** Begin THE RECORDS **

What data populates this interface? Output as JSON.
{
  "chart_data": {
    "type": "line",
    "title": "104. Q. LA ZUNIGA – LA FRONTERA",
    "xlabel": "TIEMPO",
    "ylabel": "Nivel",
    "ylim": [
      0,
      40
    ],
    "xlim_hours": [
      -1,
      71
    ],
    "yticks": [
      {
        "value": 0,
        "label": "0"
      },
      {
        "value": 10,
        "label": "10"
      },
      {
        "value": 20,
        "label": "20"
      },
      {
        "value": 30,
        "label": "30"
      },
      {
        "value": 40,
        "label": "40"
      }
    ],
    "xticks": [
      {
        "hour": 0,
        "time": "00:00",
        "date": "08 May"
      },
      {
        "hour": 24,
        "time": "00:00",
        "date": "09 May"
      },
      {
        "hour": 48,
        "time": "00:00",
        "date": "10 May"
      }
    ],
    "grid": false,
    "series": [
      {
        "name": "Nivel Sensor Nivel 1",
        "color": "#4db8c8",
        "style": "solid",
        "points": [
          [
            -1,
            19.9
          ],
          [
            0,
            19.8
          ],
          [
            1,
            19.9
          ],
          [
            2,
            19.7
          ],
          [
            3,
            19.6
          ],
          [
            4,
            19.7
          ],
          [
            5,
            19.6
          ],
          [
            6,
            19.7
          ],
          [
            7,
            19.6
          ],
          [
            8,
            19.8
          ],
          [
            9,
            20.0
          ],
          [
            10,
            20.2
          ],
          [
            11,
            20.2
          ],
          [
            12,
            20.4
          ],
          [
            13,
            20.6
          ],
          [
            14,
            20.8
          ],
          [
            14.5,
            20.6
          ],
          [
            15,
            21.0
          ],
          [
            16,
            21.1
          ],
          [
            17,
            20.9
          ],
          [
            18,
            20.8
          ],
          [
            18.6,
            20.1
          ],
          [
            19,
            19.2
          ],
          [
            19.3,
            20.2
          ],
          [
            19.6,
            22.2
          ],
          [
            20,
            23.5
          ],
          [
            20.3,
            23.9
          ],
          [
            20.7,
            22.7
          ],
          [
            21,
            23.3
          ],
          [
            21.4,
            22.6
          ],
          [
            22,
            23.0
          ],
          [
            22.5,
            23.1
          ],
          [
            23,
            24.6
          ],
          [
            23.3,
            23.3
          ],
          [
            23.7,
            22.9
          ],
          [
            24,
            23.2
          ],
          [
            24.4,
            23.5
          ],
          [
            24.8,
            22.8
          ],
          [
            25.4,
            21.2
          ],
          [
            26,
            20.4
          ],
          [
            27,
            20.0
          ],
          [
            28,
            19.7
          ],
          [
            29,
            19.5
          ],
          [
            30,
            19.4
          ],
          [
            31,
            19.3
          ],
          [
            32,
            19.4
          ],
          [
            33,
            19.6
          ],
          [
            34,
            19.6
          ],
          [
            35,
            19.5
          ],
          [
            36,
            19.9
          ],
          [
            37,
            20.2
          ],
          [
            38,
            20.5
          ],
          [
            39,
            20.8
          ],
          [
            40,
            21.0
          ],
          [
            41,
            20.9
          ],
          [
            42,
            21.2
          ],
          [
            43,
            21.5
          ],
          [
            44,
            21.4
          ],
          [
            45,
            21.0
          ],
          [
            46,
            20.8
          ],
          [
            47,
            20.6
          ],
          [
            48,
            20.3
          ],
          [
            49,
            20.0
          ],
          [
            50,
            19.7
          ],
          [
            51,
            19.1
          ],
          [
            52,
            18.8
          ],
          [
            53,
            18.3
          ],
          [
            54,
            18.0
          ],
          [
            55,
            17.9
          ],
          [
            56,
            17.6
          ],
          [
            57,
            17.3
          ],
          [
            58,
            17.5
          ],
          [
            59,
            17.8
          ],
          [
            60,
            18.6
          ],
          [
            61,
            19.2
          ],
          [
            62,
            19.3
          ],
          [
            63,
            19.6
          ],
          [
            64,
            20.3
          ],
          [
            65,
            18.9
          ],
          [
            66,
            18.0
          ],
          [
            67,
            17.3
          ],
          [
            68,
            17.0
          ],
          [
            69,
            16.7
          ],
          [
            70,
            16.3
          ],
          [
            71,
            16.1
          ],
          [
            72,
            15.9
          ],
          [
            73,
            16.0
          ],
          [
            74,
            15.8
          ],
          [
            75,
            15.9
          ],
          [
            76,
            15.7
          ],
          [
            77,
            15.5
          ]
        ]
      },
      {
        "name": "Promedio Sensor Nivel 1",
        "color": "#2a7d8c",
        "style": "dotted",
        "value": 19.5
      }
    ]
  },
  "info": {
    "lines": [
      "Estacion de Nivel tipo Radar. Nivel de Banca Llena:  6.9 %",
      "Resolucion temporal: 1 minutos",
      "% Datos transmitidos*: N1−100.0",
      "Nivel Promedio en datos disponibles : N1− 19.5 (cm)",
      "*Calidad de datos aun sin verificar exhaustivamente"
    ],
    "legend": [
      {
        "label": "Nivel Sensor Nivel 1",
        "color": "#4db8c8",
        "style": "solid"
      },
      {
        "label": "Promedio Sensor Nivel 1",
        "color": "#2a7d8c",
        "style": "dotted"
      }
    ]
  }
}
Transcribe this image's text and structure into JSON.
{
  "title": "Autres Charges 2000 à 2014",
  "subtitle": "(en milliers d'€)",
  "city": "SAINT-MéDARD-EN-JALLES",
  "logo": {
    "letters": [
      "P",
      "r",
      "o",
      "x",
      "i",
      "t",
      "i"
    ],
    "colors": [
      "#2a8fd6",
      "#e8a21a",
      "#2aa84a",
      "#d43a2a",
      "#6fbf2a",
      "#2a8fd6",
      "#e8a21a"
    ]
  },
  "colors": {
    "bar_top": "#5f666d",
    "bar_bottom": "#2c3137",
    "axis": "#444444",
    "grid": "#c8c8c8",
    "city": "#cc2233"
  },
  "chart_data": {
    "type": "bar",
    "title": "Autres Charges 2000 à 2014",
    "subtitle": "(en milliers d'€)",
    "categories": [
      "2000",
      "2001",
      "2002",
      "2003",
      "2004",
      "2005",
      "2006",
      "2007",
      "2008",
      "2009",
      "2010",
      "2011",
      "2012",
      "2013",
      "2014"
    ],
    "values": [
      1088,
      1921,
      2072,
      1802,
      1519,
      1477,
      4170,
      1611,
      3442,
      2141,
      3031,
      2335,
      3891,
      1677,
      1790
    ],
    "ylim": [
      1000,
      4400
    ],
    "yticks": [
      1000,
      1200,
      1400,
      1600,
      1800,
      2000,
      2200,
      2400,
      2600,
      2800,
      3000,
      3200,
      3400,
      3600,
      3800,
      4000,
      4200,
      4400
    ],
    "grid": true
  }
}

** End THE RECORDS **

[TASK PROMPT]: Exact copies of all the records are required.

[FINISHED EXERCISE]:
What data populates this interface? Output as JSON.
{
  "chart_data": {
    "type": "line",
    "title": "104. Q. LA ZUNIGA – LA FRONTERA",
    "xlabel": "TIEMPO",
    "ylabel": "Nivel",
    "ylim": [
      0,
      40
    ],
    "xlim_hours": [
      -1,
      71
    ],
    "yticks": [
      {
        "value": 0,
        "label": "0"
      },
      {
        "value": 10,
        "label": "10"
      },
      {
        "value": 20,
        "label": "20"
      },
      {
        "value": 30,
        "label": "30"
      },
      {
        "value": 40,
        "label": "40"
      }
    ],
    "xticks": [
      {
        "hour": 0,
        "time": "00:00",
        "date": "08 May"
      },
      {
        "hour": 24,
        "time": "00:00",
        "date": "09 May"
      },
      {
        "hour": 48,
        "time": "00:00",
        "date": "10 May"
      }
    ],
    "grid": false,
    "series": [
      {
        "name": "Nivel Sensor Nivel 1",
        "color": "#4db8c8",
        "style": "solid",
        "points": [
          [
            -1,
            19.9
          ],
          [
            0,
            19.8
          ],
          [
            1,
            19.9
          ],
          [
            2,
            19.7
          ],
          [
            3,
            19.6
          ],
          [
            4,
            19.7
          ],
          [
            5,
            19.6
          ],
          [
            6,
            19.7
          ],
          [
            7,
            19.6
          ],
          [
            8,
            19.8
          ],
          [
            9,
            20.0
          ],
          [
            10,
            20.2
          ],
          [
            11,
            20.2
          ],
          [
            12,
            20.4
          ],
          [
            13,
            20.6
          ],
          [
            14,
            20.8
          ],
          [
            14.5,
            20.6
          ],
          [
            15,
            21.0
          ],
          [
            16,
            21.1
          ],
          [
            17,
            20.9
          ],
          [
            18,
            20.8
          ],
          [
            18.6,
            20.1
          ],
          [
            19,
            19.2
          ],
          [
            19.3,
            20.2
          ],
          [
            19.6,
            22.2
          ],
          [
            20,
            23.5
          ],
          [
            20.3,
            23.9
          ],
          [
            20.7,
            22.7
          ],
          [
            21,
            23.3
          ],
          [
            21.4,
            22.6
          ],
          [
            22,
            23.0
          ],
          [
            22.5,
            23.1
          ],
          [
            23,
            24.6
          ],
          [
            23.3,
            23.3
          ],
          [
            23.7,
            22.9
          ],
          [
            24,
            23.2
          ],
          [
            24.4,
            23.5
          ],
          [
            24.8,
            22.8
          ],
          [
            25.4,
            21.2
          ],
          [
            26,
            20.4
          ],
          [
            27,
            20.0
          ],
          [
            28,
            19.7
          ],
          [
            29,
            19.5
          ],
          [
            30,
            19.4
          ],
          [
            31,
            19.3
          ],
          [
            32,
            19.4
          ],
          [
            33,
            19.6
          ],
          [
            34,
            19.6
          ],
          [
            35,
            19.5
          ],
          [
            36,
            19.9
          ],
          [
            37,
            20.2
          ],
          [
            38,
            20.5
          ],
          [
            39,
            20.8
          ],
          [
            40,
            21.0
          ],
          [
            41,
            20.9
          ],
          [
            42,
            21.2
          ],
          [
            43,
            21.5
          ],
          [
            44,
            21.4
          ],
          [
            45,
            21.0
          ],
          [
            46,
            20.8
          ],
          [
            47,
            20.6
          ],
          [
            48,
            20.3
          ],
          [
            49,
            20.0
          ],
          [
            50,
            19.7
          ],
          [
            51,
            19.1
          ],
          [
            52,
            18.8
          ],
          [
            53,
            18.3
          ],
          [
            54,
            18.0
          ],
          [
            55,
            17.9
          ],
          [
            56,
            17.6
          ],
          [
            57,
            17.3
          ],
          [
            58,
            17.5
          ],
          [
            59,
            17.8
          ],
          [
            60,
            18.6
          ],
          [
            61,
            19.2
          ],
          [
            62,
            19.3
          ],
          [
            63,
            19.6
          ],
          [
            64,
            20.3
          ],
          [
            65,
            18.9
          ],
          [
            66,
            18.0
          ],
          [
            67,
            17.3
          ],
          [
            68,
            17.0
          ],
          [
            69,
            16.7
          ],
          [
            70,
            16.3
          ],
          [
            71,
            16.1
          ],
          [
            72,
            15.9
          ],
          [
            73,
            16.0
          ],
          [
            74,
            15.8
          ],
          [
            75,
            15.9
          ],
          [
            76,
            15.7
          ],
          [
            77,
            15.5
          ]
        ]
      },
      {
        "name": "Promedio Sensor Nivel 1",
        "color": "#2a7d8c",
        "style": "dotted",
        "value": 19.5
      }
    ]
  },
  "info": {
    "lines": [
      "Estacion de Nivel tipo Radar. Nivel de Banca Llena:  6.9 %",
      "Resolucion temporal: 1 minutos",
      "% Datos transmitidos*: N1−100.0",
      "Nivel Promedio en datos disponibles : N1− 19.5 (cm)",
      "*Calidad de datos aun sin verificar exhaustivamente"
    ],
    "legend": [
      {
        "label": "Nivel Sensor Nivel 1",
        "color": "#4db8c8",
        "style": "solid"
      },
      {
        "label": "Promedio Sensor Nivel 1",
        "color": "#2a7d8c",
        "style": "dotted"
      }
    ]
  }
}
Transcribe this image's text and structure into JSON.
{
  "title": "Autres Charges 2000 à 2014",
  "subtitle": "(en milliers d'€)",
  "city": "SAINT-MéDARD-EN-JALLES",
  "logo": {
    "letters": [
      "P",
      "r",
      "o",
      "x",
      "i",
      "t",
      "i"
    ],
    "colors": [
      "#2a8fd6",
      "#e8a21a",
      "#2aa84a",
      "#d43a2a",
      "#6fbf2a",
      "#2a8fd6",
      "#e8a21a"
    ]
  },
  "colors": {
    "bar_top": "#5f666d",
    "bar_bottom": "#2c3137",
    "axis": "#444444",
    "grid": "#c8c8c8",
    "city": "#cc2233"
  },
  "chart_data": {
    "type": "bar",
    "title": "Autres Charges 2000 à 2014",
    "subtitle": "(en milliers d'€)",
    "categories": [
      "2000",
      "2001",
      "2002",
      "2003",
      "2004",
      "2005",
      "2006",
      "2007",
      "2008",
      "2009",
      "2010",
      "2011",
      "2012",
      "2013",
      "2014"
    ],
    "values": [
      1088,
      1921,
      2072,
      1802,
      1519,
      1477,
      4170,
      1611,
      3442,
      2141,
      3031,
      2335,
      3891,
      1677,
      1790
    ],
    "ylim": [
      1000,
      4400
    ],
    "yticks": [
      1000,
      1200,
      1400,
      1600,
      1800,
      2000,
      2200,
      2400,
      2600,
      2800,
      3000,
      3200,
      3400,
      3600,
      3800,
      4000,
      4200,
      4400
    ],
    "grid": true
  }
}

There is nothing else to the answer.